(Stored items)
□ □ □ □

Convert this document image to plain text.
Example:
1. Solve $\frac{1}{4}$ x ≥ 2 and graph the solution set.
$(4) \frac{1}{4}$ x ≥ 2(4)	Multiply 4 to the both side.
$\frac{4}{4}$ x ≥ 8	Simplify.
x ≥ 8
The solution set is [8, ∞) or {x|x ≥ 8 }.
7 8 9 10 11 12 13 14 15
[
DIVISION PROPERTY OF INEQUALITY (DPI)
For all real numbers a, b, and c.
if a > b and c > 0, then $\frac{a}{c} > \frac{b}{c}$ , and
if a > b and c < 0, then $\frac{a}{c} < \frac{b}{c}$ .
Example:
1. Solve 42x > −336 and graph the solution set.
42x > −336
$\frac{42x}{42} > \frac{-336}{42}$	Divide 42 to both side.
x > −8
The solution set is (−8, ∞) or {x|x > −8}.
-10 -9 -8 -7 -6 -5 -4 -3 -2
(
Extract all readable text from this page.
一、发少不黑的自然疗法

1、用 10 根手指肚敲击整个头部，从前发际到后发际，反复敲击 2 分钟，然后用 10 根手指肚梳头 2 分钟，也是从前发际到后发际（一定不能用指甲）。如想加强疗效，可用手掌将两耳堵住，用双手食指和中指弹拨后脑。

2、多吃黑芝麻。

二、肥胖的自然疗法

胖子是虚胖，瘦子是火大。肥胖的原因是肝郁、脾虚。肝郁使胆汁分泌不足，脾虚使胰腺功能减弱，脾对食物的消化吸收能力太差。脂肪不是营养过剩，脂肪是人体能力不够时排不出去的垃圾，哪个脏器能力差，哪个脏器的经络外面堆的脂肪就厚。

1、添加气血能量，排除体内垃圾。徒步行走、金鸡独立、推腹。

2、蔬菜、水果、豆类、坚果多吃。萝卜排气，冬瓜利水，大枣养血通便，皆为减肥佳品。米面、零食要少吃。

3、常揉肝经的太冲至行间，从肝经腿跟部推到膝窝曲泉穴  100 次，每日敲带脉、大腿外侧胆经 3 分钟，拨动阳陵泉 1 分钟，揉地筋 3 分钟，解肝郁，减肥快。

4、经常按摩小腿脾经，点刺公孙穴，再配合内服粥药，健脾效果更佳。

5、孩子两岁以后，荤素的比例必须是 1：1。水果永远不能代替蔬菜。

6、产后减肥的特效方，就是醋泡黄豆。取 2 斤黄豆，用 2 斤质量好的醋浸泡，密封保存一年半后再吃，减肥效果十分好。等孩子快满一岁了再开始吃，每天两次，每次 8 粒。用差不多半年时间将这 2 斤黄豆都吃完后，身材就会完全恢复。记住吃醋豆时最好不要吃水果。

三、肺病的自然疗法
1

□ □ □ □

Reproduce, exactly and with nothing added, the lines from the one that includes "Extract all readable text from this page." through the last line of the material.

Extract all readable text from this page.
一、发少不黑的自然疗法

1、用 10 根手指肚敲击整个头部，从前发际到后发际，反复敲击 2 分钟，然后用 10 根手指肚梳头 2 分钟，也是从前发际到后发际（一定不能用指甲）。如想加强疗效，可用手掌将两耳堵住，用双手食指和中指弹拨后脑。

2、多吃黑芝麻。

二、肥胖的自然疗法

胖子是虚胖，瘦子是火大。肥胖的原因是肝郁、脾虚。肝郁使胆汁分泌不足，脾虚使胰腺功能减弱，脾对食物的消化吸收能力太差。脂肪不是营养过剩，脂肪是人体能力不够时排不出去的垃圾，哪个脏器能力差，哪个脏器的经络外面堆的脂肪就厚。

1、添加气血能量，排除体内垃圾。徒步行走、金鸡独立、推腹。

2、蔬菜、水果、豆类、坚果多吃。萝卜排气，冬瓜利水，大枣养血通便，皆为减肥佳品。米面、零食要少吃。

3、常揉肝经的太冲至行间，从肝经腿跟部推到膝窝曲泉穴  100 次，每日敲带脉、大腿外侧胆经 3 分钟，拨动阳陵泉 1 分钟，揉地筋 3 分钟，解肝郁，减肥快。

4、经常按摩小腿脾经，点刺公孙穴，再配合内服粥药，健脾效果更佳。

5、孩子两岁以后，荤素的比例必须是 1：1。水果永远不能代替蔬菜。

6、产后减肥的特效方，就是醋泡黄豆。取 2 斤黄豆，用 2 斤质量好的醋浸泡，密封保存一年半后再吃，减肥效果十分好。等孩子快满一岁了再开始吃，每天两次，每次 8 粒。用差不多半年时间将这 2 斤黄豆都吃完后，身材就会完全恢复。记住吃醋豆时最好不要吃水果。

三、肺病的自然疗法
1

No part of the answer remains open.